## start Task inputs
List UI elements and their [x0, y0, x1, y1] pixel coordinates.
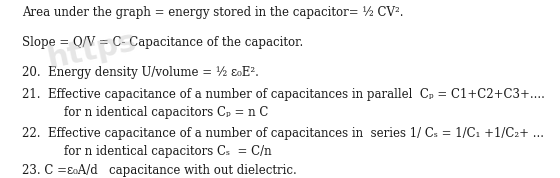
Text: for n identical capacitors Cₛ  = C/n: for n identical capacitors Cₛ = C/n: [64, 145, 272, 158]
Text: 21.  Effective capacitance of a number of capacitances in parallel  Cₚ = C1+C2+C: 21. Effective capacitance of a number of…: [22, 88, 545, 101]
Text: 22.  Effective capacitance of a number of capacitances in  series 1/ Cₛ = 1/C₁ +: 22. Effective capacitance of a number of…: [22, 127, 544, 140]
Text: for n identical capacitors Cₚ = n C: for n identical capacitors Cₚ = n C: [64, 106, 269, 119]
Text: 23. C =ε₀A/d   capacitance with out dielectric.: 23. C =ε₀A/d capacitance with out dielec…: [22, 164, 297, 177]
Text: https: https: [45, 26, 139, 74]
Text: 20.  Energy density U/volume = ½ ε₀E².: 20. Energy density U/volume = ½ ε₀E².: [22, 66, 259, 79]
Text: Area under the graph = energy stored in the capacitor= ½ CV².: Area under the graph = energy stored in …: [22, 6, 404, 19]
Text: Slope = Q/V = C- Capacitance of the capacitor.: Slope = Q/V = C- Capacitance of the capa…: [22, 36, 304, 49]
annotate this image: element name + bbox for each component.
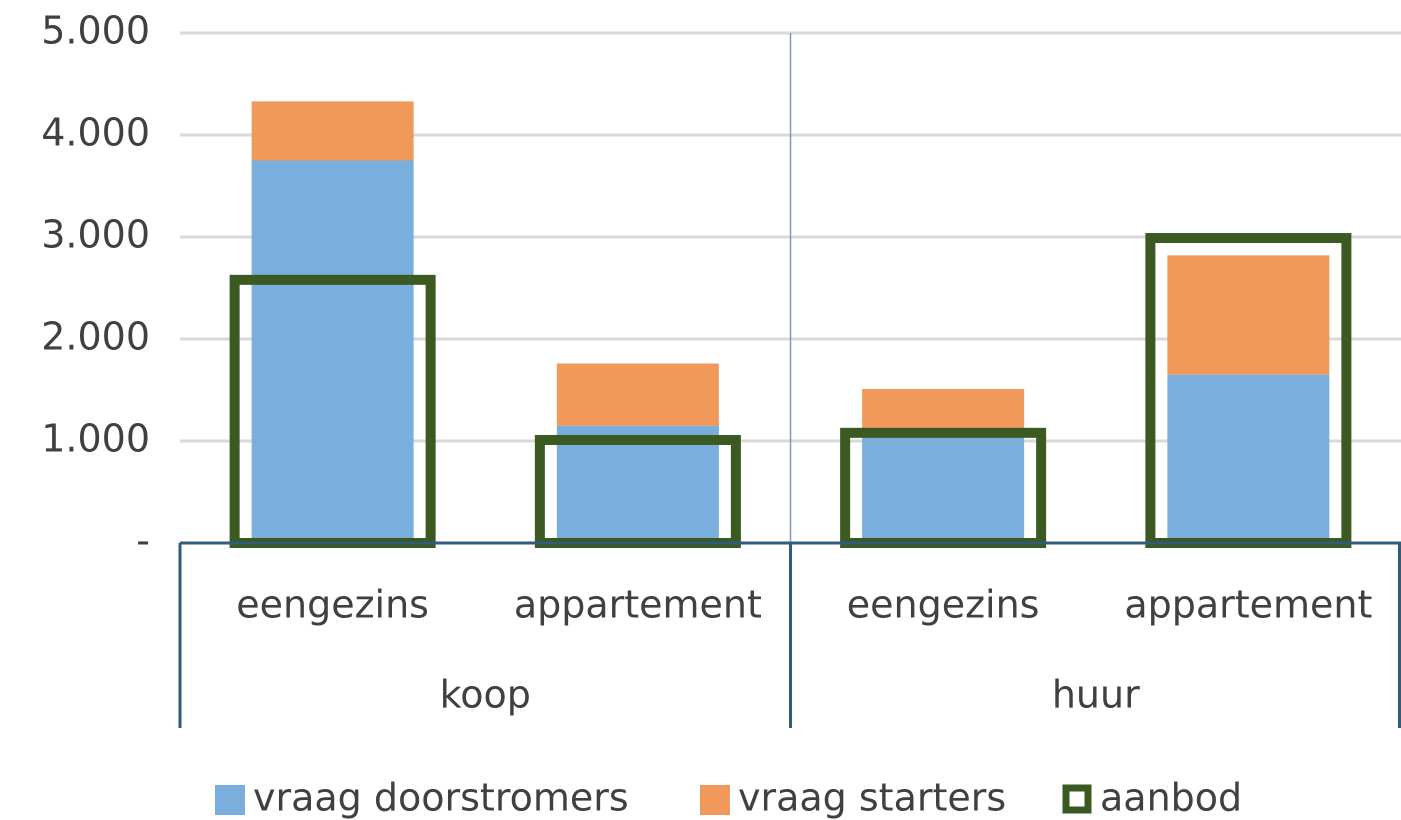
bar-segment xyxy=(556,363,719,426)
bar-segment xyxy=(862,430,1025,543)
legend-swatch xyxy=(215,785,245,815)
bar-segment xyxy=(862,388,1025,431)
legend-label: aanbod xyxy=(1100,776,1242,820)
legend-label: vraag starters xyxy=(738,776,1006,820)
legend-label: vraag doorstromers xyxy=(253,776,629,820)
bar-segment xyxy=(1167,255,1330,375)
bar-segment xyxy=(556,425,719,543)
y-tick-label: 2.000 xyxy=(41,315,150,359)
x-tick-label: eengezins xyxy=(847,583,1040,627)
x-tick-label: appartement xyxy=(1124,583,1372,627)
x-tick-label: appartement xyxy=(514,583,762,627)
group-label: koop xyxy=(440,673,531,717)
bar-segment xyxy=(1167,374,1330,543)
y-tick-label: 4.000 xyxy=(41,111,150,155)
y-tick-label: - xyxy=(136,519,150,563)
group-label: huur xyxy=(1052,673,1140,717)
y-tick-label: 1.000 xyxy=(41,417,150,461)
x-tick-label: eengezins xyxy=(236,583,429,627)
y-tick-label: 5.000 xyxy=(41,9,150,53)
legend-swatch xyxy=(700,785,730,815)
bar-segment xyxy=(251,101,414,161)
legend-swatch xyxy=(1062,784,1092,814)
bar-segment xyxy=(251,160,414,543)
y-tick-label: 3.000 xyxy=(41,213,150,257)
## end Task inputs
• Do this:
Lay out the lines of the records starting at the line that contains "Text: for n identical capacitors Cₛ" and ending at the line that contains "annotate this image: element", both included, as a numbered list, and omit any blank lines.

• Written solution:
1. Text: for n identical capacitors Cₛ  = C/n: for n identical capacitors Cₛ = C/n: [64, 145, 272, 158]
2. Text: 21.  Effective capacitance of a number of capacitances in parallel  Cₚ = C1+C2+C: 21. Effective capacitance of a number of…: [22, 88, 545, 101]
3. Text: 22.  Effective capacitance of a number of capacitances in  series 1/ Cₛ = 1/C₁ +: 22. Effective capacitance of a number of…: [22, 127, 544, 140]
4. Text: for n identical capacitors Cₚ = n C: for n identical capacitors Cₚ = n C: [64, 106, 269, 119]
5. Text: 23. C =ε₀A/d   capacitance with out dielectric.: 23. C =ε₀A/d capacitance with out dielec…: [22, 164, 297, 177]
6. Text: https: https: [45, 26, 139, 74]
7. Text: 20.  Energy density U/volume = ½ ε₀E².: 20. Energy density U/volume = ½ ε₀E².: [22, 66, 259, 79]
8. Text: Area under the graph = energy stored in the capacitor= ½ CV².: Area under the graph = energy stored in …: [22, 6, 404, 19]
9. Text: Slope = Q/V = C- Capacitance of the capacitor.: Slope = Q/V = C- Capacitance of the capa…: [22, 36, 304, 49]
10. annotate this image: element name + bbox for each component.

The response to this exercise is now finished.